§ **TASK GOAL**: Starting at the line with "Transcribe this chart's", transcribe each line through the final one, both included, and add nothing.

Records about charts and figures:
================
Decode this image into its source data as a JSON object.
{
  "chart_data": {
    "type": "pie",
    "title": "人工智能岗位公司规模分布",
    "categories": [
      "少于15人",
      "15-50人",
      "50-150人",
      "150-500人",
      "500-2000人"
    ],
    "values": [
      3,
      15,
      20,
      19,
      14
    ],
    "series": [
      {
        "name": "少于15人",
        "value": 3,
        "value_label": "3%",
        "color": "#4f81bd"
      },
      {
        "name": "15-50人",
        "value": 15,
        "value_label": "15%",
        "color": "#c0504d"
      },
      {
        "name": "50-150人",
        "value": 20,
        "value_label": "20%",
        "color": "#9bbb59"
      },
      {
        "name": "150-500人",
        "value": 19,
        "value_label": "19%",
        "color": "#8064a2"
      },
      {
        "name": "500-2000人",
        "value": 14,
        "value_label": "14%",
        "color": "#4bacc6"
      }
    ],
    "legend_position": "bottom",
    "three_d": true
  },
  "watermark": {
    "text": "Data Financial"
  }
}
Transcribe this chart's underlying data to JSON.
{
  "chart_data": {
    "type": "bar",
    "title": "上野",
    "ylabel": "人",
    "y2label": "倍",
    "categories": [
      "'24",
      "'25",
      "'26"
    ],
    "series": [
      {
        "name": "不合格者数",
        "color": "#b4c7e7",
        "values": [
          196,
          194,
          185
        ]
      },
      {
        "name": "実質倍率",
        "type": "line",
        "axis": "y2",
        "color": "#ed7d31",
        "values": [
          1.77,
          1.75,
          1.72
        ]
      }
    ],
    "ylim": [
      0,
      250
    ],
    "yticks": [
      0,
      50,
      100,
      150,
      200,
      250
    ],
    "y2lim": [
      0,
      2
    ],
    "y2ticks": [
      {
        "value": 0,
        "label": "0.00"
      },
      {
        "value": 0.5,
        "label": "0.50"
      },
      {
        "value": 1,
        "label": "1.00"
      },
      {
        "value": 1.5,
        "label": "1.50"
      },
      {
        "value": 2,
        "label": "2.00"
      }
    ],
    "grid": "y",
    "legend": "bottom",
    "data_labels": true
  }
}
================
§ **THE ANSWER**:
Transcribe this chart's underlying data to JSON.
{
  "chart_data": {
    "type": "bar",
    "title": "上野",
    "ylabel": "人",
    "y2label": "倍",
    "categories": [
      "'24",
      "'25",
      "'26"
    ],
    "series": [
      {
        "name": "不合格者数",
        "color": "#b4c7e7",
        "values": [
          196,
          194,
          185
        ]
      },
      {
        "name": "実質倍率",
        "type": "line",
        "axis": "y2",
        "color": "#ed7d31",
        "values": [
          1.77,
          1.75,
          1.72
        ]
      }
    ],
    "ylim": [
      0,
      250
    ],
    "yticks": [
      0,
      50,
      100,
      150,
      200,
      250
    ],
    "y2lim": [
      0,
      2
    ],
    "y2ticks": [
      {
        "value": 0,
        "label": "0.00"
      },
      {
        "value": 0.5,
        "label": "0.50"
      },
      {
        "value": 1,
        "label": "1.00"
      },
      {
        "value": 1.5,
        "label": "1.50"
      },
      {
        "value": 2,
        "label": "2.00"
      }
    ],
    "grid": "y",
    "legend": "bottom",
    "data_labels": true
  }
}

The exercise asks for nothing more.